§ DATA FOR THE TASK:
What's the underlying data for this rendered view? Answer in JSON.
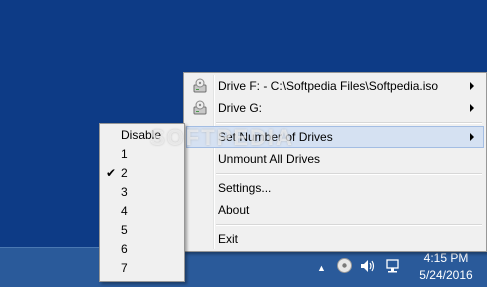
{
  "menu": {
    "items": [
      {
        "label": "Drive F: - C:\\Softpedia Files\\Softpedia.iso",
        "icon": "drive-icon",
        "submenu": true
      },
      {
        "label": "Drive G:",
        "icon": "drive-icon",
        "submenu": true
      },
      {
        "label": "Set Number of Drives",
        "submenu": true,
        "highlighted": true
      },
      {
        "label": "Unmount All Drives"
      },
      {
        "label": "Settings..."
      },
      {
        "label": "About"
      },
      {
        "label": "Exit"
      }
    ]
  },
  "submenu": {
    "items": [
      "Disable",
      "1",
      "2",
      "3",
      "4",
      "5",
      "6",
      "7"
    ],
    "checked": "2"
  },
  "watermark": "SOFTPEDIA",
  "clock": {
    "time": "4:15 PM",
    "date": "5/24/2016"
  },
  "colors": {
    "desktop": "#0d3b86",
    "taskbar": "#2a5a9a",
    "highlight": "#d5e1f2"
  }
}
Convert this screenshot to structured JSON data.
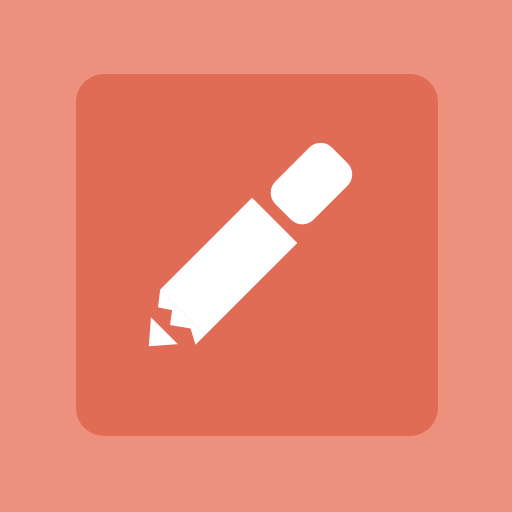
{
  "icon": {
    "name": "pencil-icon",
    "tile_color": "#e06c55",
    "glyph_color": "#ffffff"
  },
  "background_color": "#ed917e"
}
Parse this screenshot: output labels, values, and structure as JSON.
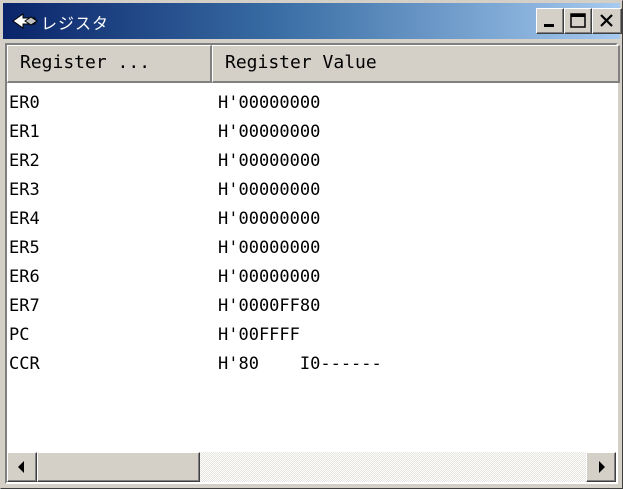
{
  "window": {
    "title": "レジスタ",
    "icon": "diamond-arrow-icon"
  },
  "columns": [
    {
      "label": "Register ..."
    },
    {
      "label": "Register Value"
    }
  ],
  "registers": [
    {
      "name": "ER0",
      "value": "H'00000000"
    },
    {
      "name": "ER1",
      "value": "H'00000000"
    },
    {
      "name": "ER2",
      "value": "H'00000000"
    },
    {
      "name": "ER3",
      "value": "H'00000000"
    },
    {
      "name": "ER4",
      "value": "H'00000000"
    },
    {
      "name": "ER5",
      "value": "H'00000000"
    },
    {
      "name": "ER6",
      "value": "H'00000000"
    },
    {
      "name": "ER7",
      "value": "H'0000FF80"
    },
    {
      "name": "PC",
      "value": "H'00FFFF"
    },
    {
      "name": "CCR",
      "value": "H'80    I0------"
    }
  ],
  "colors": {
    "titlebar_start": "#0a246a",
    "titlebar_end": "#a6caf0",
    "face": "#d4d0c8"
  }
}
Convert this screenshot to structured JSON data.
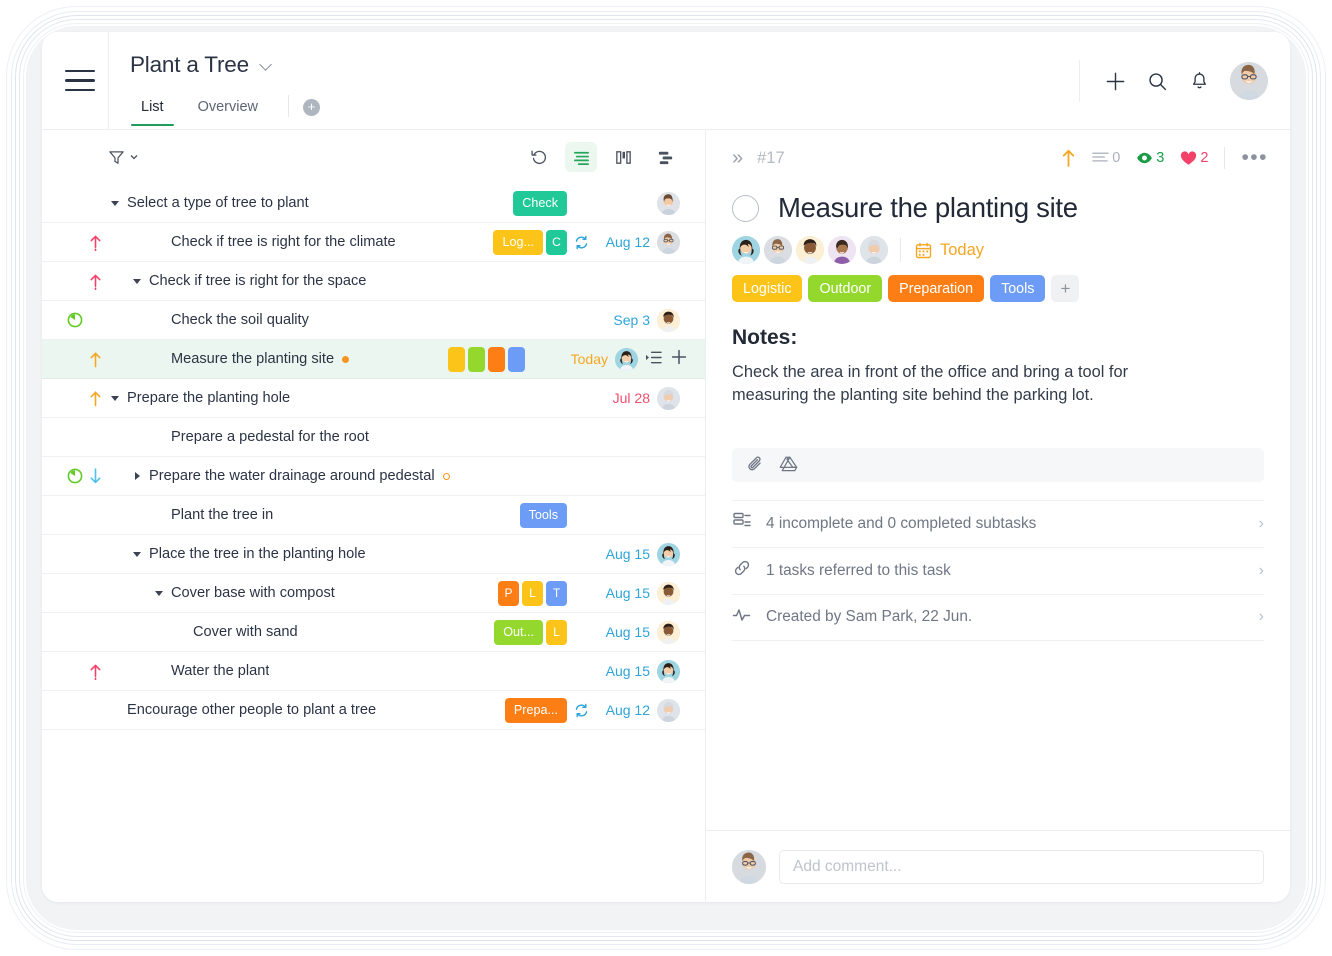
{
  "window": {
    "project_title": "Plant a Tree",
    "menu_icon": "hamburger-icon",
    "tabs": [
      {
        "label": "List",
        "active": true
      },
      {
        "label": "Overview",
        "active": false
      }
    ],
    "add_tab_label": "+",
    "header_actions": [
      {
        "name": "add-icon",
        "label": "+"
      },
      {
        "name": "search-icon",
        "label": ""
      },
      {
        "name": "notifications-icon",
        "label": ""
      },
      {
        "name": "user-avatar",
        "label": ""
      }
    ]
  },
  "list_toolbar": {
    "filter_label": "",
    "views": [
      {
        "name": "history-icon",
        "active": false
      },
      {
        "name": "list-view-icon",
        "active": true
      },
      {
        "name": "board-view-icon",
        "active": false
      },
      {
        "name": "timeline-view-icon",
        "active": false
      }
    ]
  },
  "tasks": [
    {
      "title": "Select a type of tree to plant",
      "indent": 0,
      "twisty": "expanded",
      "priority": "",
      "progress": false,
      "selected": false,
      "marker": "",
      "tags": [
        {
          "text": "Check",
          "color": "#20c997",
          "short": false
        }
      ],
      "recurring": false,
      "date": "",
      "date_color": "",
      "assignee": true,
      "assignee_type": 1
    },
    {
      "title": "Check if tree is right for the climate",
      "indent": 2,
      "twisty": "",
      "priority": "urgent",
      "progress": false,
      "selected": false,
      "marker": "",
      "tags": [
        {
          "text": "Log...",
          "color": "#fcc419",
          "short": false
        },
        {
          "text": "C",
          "color": "#20c997",
          "short": true
        }
      ],
      "recurring": true,
      "date": "Aug 12",
      "date_color": "blue",
      "assignee": true,
      "assignee_type": 2
    },
    {
      "title": "Check if tree is right for the space",
      "indent": 1,
      "twisty": "expanded",
      "priority": "urgent",
      "progress": false,
      "selected": false,
      "marker": "",
      "tags": [],
      "recurring": false,
      "date": "",
      "date_color": "",
      "assignee": false,
      "assignee_type": 0
    },
    {
      "title": "Check the soil quality",
      "indent": 2,
      "twisty": "",
      "priority": "",
      "progress": true,
      "selected": false,
      "marker": "",
      "tags": [],
      "recurring": false,
      "date": "Sep 3",
      "date_color": "blue",
      "assignee": true,
      "assignee_type": 3
    },
    {
      "title": "Measure the planting site",
      "indent": 2,
      "twisty": "",
      "priority": "high",
      "progress": false,
      "selected": true,
      "marker": "dot",
      "tags": [
        {
          "text": "",
          "color": "#fcc419",
          "short": true,
          "chip": true
        },
        {
          "text": "",
          "color": "#94d82d",
          "short": true,
          "chip": true
        },
        {
          "text": "",
          "color": "#fd7e14",
          "short": true,
          "chip": true
        },
        {
          "text": "",
          "color": "#6c9cf5",
          "short": true,
          "chip": true
        }
      ],
      "recurring": false,
      "date": "Today",
      "date_color": "orange",
      "assignee": true,
      "assignee_type": 4,
      "row_icons": [
        "add-subtask-icon",
        "add-icon"
      ]
    },
    {
      "title": "Prepare the planting hole",
      "indent": 0,
      "twisty": "expanded",
      "priority": "high",
      "progress": false,
      "selected": false,
      "marker": "",
      "tags": [],
      "recurring": false,
      "date": "Jul 28",
      "date_color": "red",
      "assignee": true,
      "assignee_type": 5
    },
    {
      "title": "Prepare a pedestal for the root",
      "indent": 2,
      "twisty": "",
      "priority": "",
      "progress": false,
      "selected": false,
      "marker": "",
      "tags": [],
      "recurring": false,
      "date": "",
      "date_color": "",
      "assignee": false,
      "assignee_type": 0
    },
    {
      "title": "Prepare the water drainage around pedestal",
      "indent": 1,
      "twisty": "collapsed",
      "priority": "low",
      "progress": true,
      "selected": false,
      "marker": "ring",
      "tags": [],
      "recurring": false,
      "date": "",
      "date_color": "",
      "assignee": false,
      "assignee_type": 0
    },
    {
      "title": "Plant the tree in",
      "indent": 2,
      "twisty": "",
      "priority": "",
      "progress": false,
      "selected": false,
      "marker": "",
      "tags": [
        {
          "text": "Tools",
          "color": "#6c9cf5",
          "short": false
        }
      ],
      "recurring": false,
      "date": "",
      "date_color": "",
      "assignee": false,
      "assignee_type": 0
    },
    {
      "title": "Place the tree in the planting hole",
      "indent": 1,
      "twisty": "expanded",
      "priority": "",
      "progress": false,
      "selected": false,
      "marker": "",
      "tags": [],
      "recurring": false,
      "date": "Aug 15",
      "date_color": "blue",
      "assignee": true,
      "assignee_type": 4
    },
    {
      "title": "Cover base with compost",
      "indent": 2,
      "twisty": "expanded",
      "priority": "",
      "progress": false,
      "selected": false,
      "marker": "",
      "tags": [
        {
          "text": "P",
          "color": "#fd7e14",
          "short": true
        },
        {
          "text": "L",
          "color": "#fcc419",
          "short": true
        },
        {
          "text": "T",
          "color": "#6c9cf5",
          "short": true
        }
      ],
      "recurring": false,
      "date": "Aug 15",
      "date_color": "blue",
      "assignee": true,
      "assignee_type": 3
    },
    {
      "title": "Cover with sand",
      "indent": 3,
      "twisty": "",
      "priority": "",
      "progress": false,
      "selected": false,
      "marker": "",
      "tags": [
        {
          "text": "Out...",
          "color": "#94d82d",
          "short": false
        },
        {
          "text": "L",
          "color": "#fcc419",
          "short": true
        }
      ],
      "recurring": false,
      "date": "Aug 15",
      "date_color": "blue",
      "assignee": true,
      "assignee_type": 3
    },
    {
      "title": "Water the plant",
      "indent": 2,
      "twisty": "",
      "priority": "urgent",
      "progress": false,
      "selected": false,
      "marker": "",
      "tags": [],
      "recurring": false,
      "date": "Aug 15",
      "date_color": "blue",
      "assignee": true,
      "assignee_type": 4
    },
    {
      "title": "Encourage other people to plant a tree",
      "indent": 0,
      "twisty": "",
      "priority": "",
      "progress": false,
      "selected": false,
      "marker": "",
      "tags": [
        {
          "text": "Prepa...",
          "color": "#fd7e14",
          "short": false
        }
      ],
      "recurring": true,
      "date": "Aug 12",
      "date_color": "blue",
      "assignee": true,
      "assignee_type": 5
    }
  ],
  "detail": {
    "collapse_icon": "»",
    "task_id": "#17",
    "priority_icon": "priority-high-arrow",
    "meta": [
      {
        "name": "description-count",
        "value": "0"
      },
      {
        "name": "watchers-count",
        "value": "3"
      },
      {
        "name": "likes-count",
        "value": "2"
      }
    ],
    "more_label": "•••",
    "title": "Measure the planting site",
    "date_label": "Today",
    "tags": [
      {
        "label": "Logistic",
        "color": "#fcc419"
      },
      {
        "label": "Outdoor",
        "color": "#94d82d"
      },
      {
        "label": "Preparation",
        "color": "#fd7e14"
      },
      {
        "label": "Tools",
        "color": "#6c9cf5"
      }
    ],
    "add_tag_label": "+",
    "notes_heading": "Notes:",
    "notes_body": "Check the area in front of the office and bring a tool for measuring the planting site behind the parking lot.",
    "attachment_icons": [
      "paperclip-icon",
      "google-drive-icon"
    ],
    "meta_rows": [
      {
        "icon": "subtasks-icon",
        "label": "4 incomplete and 0 completed subtasks",
        "arrow": "›"
      },
      {
        "icon": "link-icon",
        "label": "1 tasks referred to this task",
        "arrow": "›"
      },
      {
        "icon": "activity-icon",
        "label": "Created by Sam Park, 22 Jun.",
        "arrow": "›"
      }
    ],
    "comment_placeholder": "Add comment..."
  },
  "colors": {
    "accent_green": "#1e9e5a",
    "selected_row": "#eaf6ef",
    "date_blue": "#2ea4d8",
    "date_orange": "#f5a623",
    "date_red": "#ef4f6e",
    "priority_urgent": "#f2426a",
    "priority_high": "#f5a623",
    "priority_low": "#4fc0f0"
  }
}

§ DIRECTION: In the listing above, how many lines include the word "pedestal"? Answer with the number and nothing more.

§ CORRECT ANSWER: 2